*INSTRUCTIONS FOR THE TASK*
Please pull out every line that includes the string "olur".

━━ INFORMATION SUPPLIED ━━

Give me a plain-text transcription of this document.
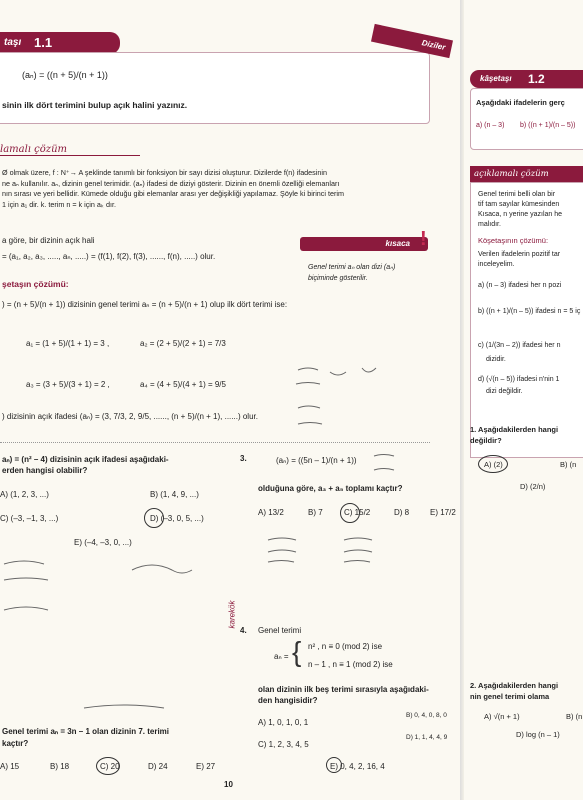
taşı 1.1
(aₙ) = ((n + 5)/(n + 1))
sinin ilk dört terimini bulup açık halini yazınız.
Diziler
lamalı çözüm
Ø olmak üzere, f : N⁺→ A şeklinde tanımlı bir fonksiyon bir sayı dizisi oluşturur. Dizilerde f(n) ifadesinin
ne aₙ kullanılır. aₙ, dizinin genel terimidir. (aₙ) ifadesi de diziyi gösterir. Dizinin en önemli özelliği elemanları
nın sırası ve yeri bellidir. Kümede olduğu gibi elemanlar arası yer değişikliği yapılamaz. Şöyle ki birinci terim
1 için a₁ dir. k. terim n = k için aₖ dır.
a göre, bir dizinin açık hali
= (a₁, a₂, a₃, ....., aₙ, .....) = (f(1), f(2), f(3), ......, f(n), .....) olur.
kısaca !
Genel terimi aₙ olan dizi (aₙ)
biçiminde gösterilir.
şetaşın çözümü:
) = (n + 5)/(n + 1)) dizisinin genel terimi aₙ = (n + 5)/(n + 1) olup ilk dört terimi ise:
a₁ = (1 + 5)/(1 + 1) = 3 ,	a₂ = (2 + 5)/(2 + 1) = 7/3
a₃ = (3 + 5)/(3 + 1) = 2 ,	a₄ = (4 + 5)/(4 + 1) = 9/5
) dizisinin açık ifadesi (aₙ) = (3, 7/3, 2, 9/5, ......, (n + 5)/(n + 1), ......) olur.
aₙ) = (n² – 4) dizisinin açık ifadesi aşağıdaki-
erden hangisi olabilir?
A) (1, 2, 3, ...)	B) (1, 4, 9, ...)
C) (–3, –1, 3, ...)	D) (–3, 0, 5, ...)
E) (–4, –3, 0, ...)
3.	(aₙ) = ((5n – 1)/(n + 1))
olduğuna göre, a₃ + a₅ toplamı kaçtır?
A) 13/2	B) 7	C) 15/2	D) 8	E) 17/2
karekök
4. Genel terimi
{ n² , n ≡ 0 (mod 2) ise
n – 1 , n ≡ 1 (mod 2) ise
aₙ =
olan dizinin ilk beş terimi sırasıyla aşağıdaki-
den hangisidir?
A) 1, 0, 1, 0, 1
B) 0, 4, 0, 8, 0
C) 1, 2, 3, 4, 5
D) 1, 1, 4, 4, 9
E) 0, 4, 2, 16, 4
Genel terimi aₙ = 3n – 1 olan dizinin 7. terimi
kaçtır?
A) 15	B) 18	C) 20	D) 24	E) 27
10
kâşetaşı 1.2
Aşağıdaki ifadelerin gerç
a) (n – 3) b) ((n + 1)/(n – 5))
açıklamalı çözüm
Genel terimi belli olan bir
tif tam sayılar kümesinden
Kısaca, n yerine yazılan he
malıdır.
Köşetaşının çözümü:
Verilen ifadelerin pozitif tar
inceleyelim.
a) (n – 3) ifadesi her n pozi
b) ((n + 1)/(n – 5)) ifadesi n = 5 iç
c) (1/(3n – 2)) ifadesi her n
dizidir.
d) (√(n – 5)) ifadesi n'nin 1
dizi değildir.
1. Aşağıdakilerden hangi
değildir?
A) (2)	B) (n
D) (2/n)
2. Aşağıdakilerden hangi
nin genel terimi olama
A) √(n + 1)	B) (n
D) log (n – 1)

━━━

*COMPLETE OUTPUT*
= (a₁, a₂, a₃, ....., aₙ, .....) = (f(1), f(2), f(3), ......, f(n), .....) olur.
) dizisinin açık ifadesi (aₙ) = (3, 7/3, 2, 9/5, ......, (n + 5)/(n + 1), ......) olur.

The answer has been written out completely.